**EXERCISE BRIEF**
Without the pictures, reproduce the records that follow exactly.
BEGIN EXERCISE MATERIAL
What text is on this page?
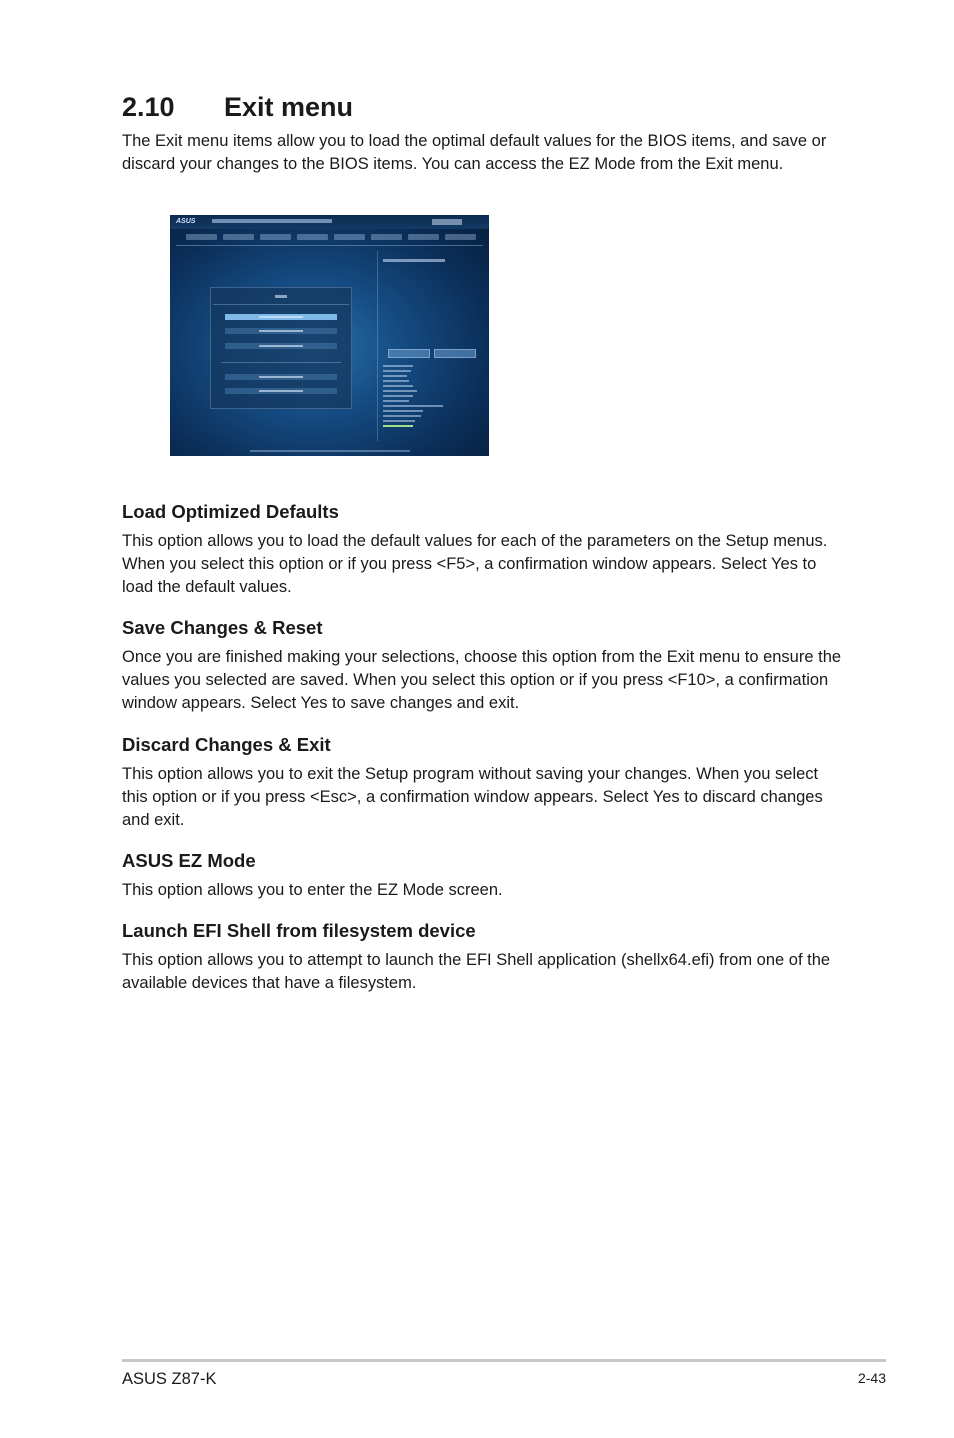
2.10 Exit menu

The Exit menu items allow you to load the optimal default values for the BIOS items, and save or discard your changes to the BIOS items. You can access the EZ Mode from the Exit menu.

ASUS
Load Optimized Defaults

This option allows you to load the default values for each of the parameters on the Setup menus. When you select this option or if you press <F5>, a confirmation window appears. Select Yes to load the default values.

Save Changes & Reset

Once you are finished making your selections, choose this option from the Exit menu to ensure the values you selected are saved. When you select this option or if you press <F10>, a confirmation window appears. Select Yes to save changes and exit.

Discard Changes & Exit

This option allows you to exit the Setup program without saving your changes. When you select this option or if you press <Esc>, a confirmation window appears. Select Yes to discard changes and exit.

ASUS EZ Mode

This option allows you to enter the EZ Mode screen.

Launch EFI Shell from filesystem device

This option allows you to attempt to launch the EFI Shell application (shellx64.efi) from one of the available devices that have a filesystem.

ASUS Z87-K	2-43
END EXERCISE MATERIAL
**COMPLETE OUTPUT**
What text is on this page?
2.10 Exit menu

The Exit menu items allow you to load the optimal default values for the BIOS items, and save or discard your changes to the BIOS items. You can access the EZ Mode from the Exit menu.

ASUS
Load Optimized Defaults

This option allows you to load the default values for each of the parameters on the Setup menus. When you select this option or if you press <F5>, a confirmation window appears. Select Yes to load the default values.

Save Changes & Reset

Once you are finished making your selections, choose this option from the Exit menu to ensure the values you selected are saved. When you select this option or if you press <F10>, a confirmation window appears. Select Yes to save changes and exit.

Discard Changes & Exit

This option allows you to exit the Setup program without saving your changes. When you select this option or if you press <Esc>, a confirmation window appears. Select Yes to discard changes and exit.

ASUS EZ Mode

This option allows you to enter the EZ Mode screen.

Launch EFI Shell from filesystem device

This option allows you to attempt to launch the EFI Shell application (shellx64.efi) from one of the available devices that have a filesystem.

ASUS Z87-K	2-43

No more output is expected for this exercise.